# Extracted data entries:

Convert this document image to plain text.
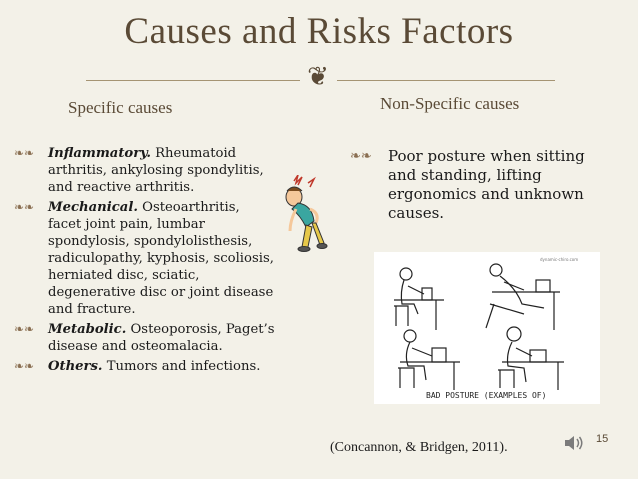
Causes and Risks Factors
❦
Specific causes	Non-Specific causes
❧❧	Inflammatory. Rheumatoid arthritis, ankylosing spondylitis, and reactive arthritis.
❧❧	Mechanical. Osteoarthritis, facet joint pain, lumbar spondylosis, spondylolisthesis, radiculopathy, kyphosis, scoliosis, herniated disc, sciatic, degenerative disc or joint disease and fracture.
❧❧	Metabolic. Osteoporosis, Paget’s disease and osteomalacia.
❧❧	Others. Tumors and infections.
❧❧	Poor posture when sitting and standing, lifting ergonomics and unknown causes.
BAD POSTURE (EXAMPLES OF)
dynamic-chiro.com
(Concannon, & Bridgen, 2011).
15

# EXERCISE OBJECTIVE:
Could you copy all of the entries above exactly, without the pictures?

# YOUR RESPONSE:
Convert this document image to plain text.
Causes and Risks Factors
❦
Specific causes	Non-Specific causes
❧❧	Inflammatory. Rheumatoid arthritis, ankylosing spondylitis, and reactive arthritis.
❧❧	Mechanical. Osteoarthritis, facet joint pain, lumbar spondylosis, spondylolisthesis, radiculopathy, kyphosis, scoliosis, herniated disc, sciatic, degenerative disc or joint disease and fracture.
❧❧	Metabolic. Osteoporosis, Paget’s disease and osteomalacia.
❧❧	Others. Tumors and infections.
❧❧	Poor posture when sitting and standing, lifting ergonomics and unknown causes.
BAD POSTURE (EXAMPLES OF)
dynamic-chiro.com
(Concannon, & Bridgen, 2011).
15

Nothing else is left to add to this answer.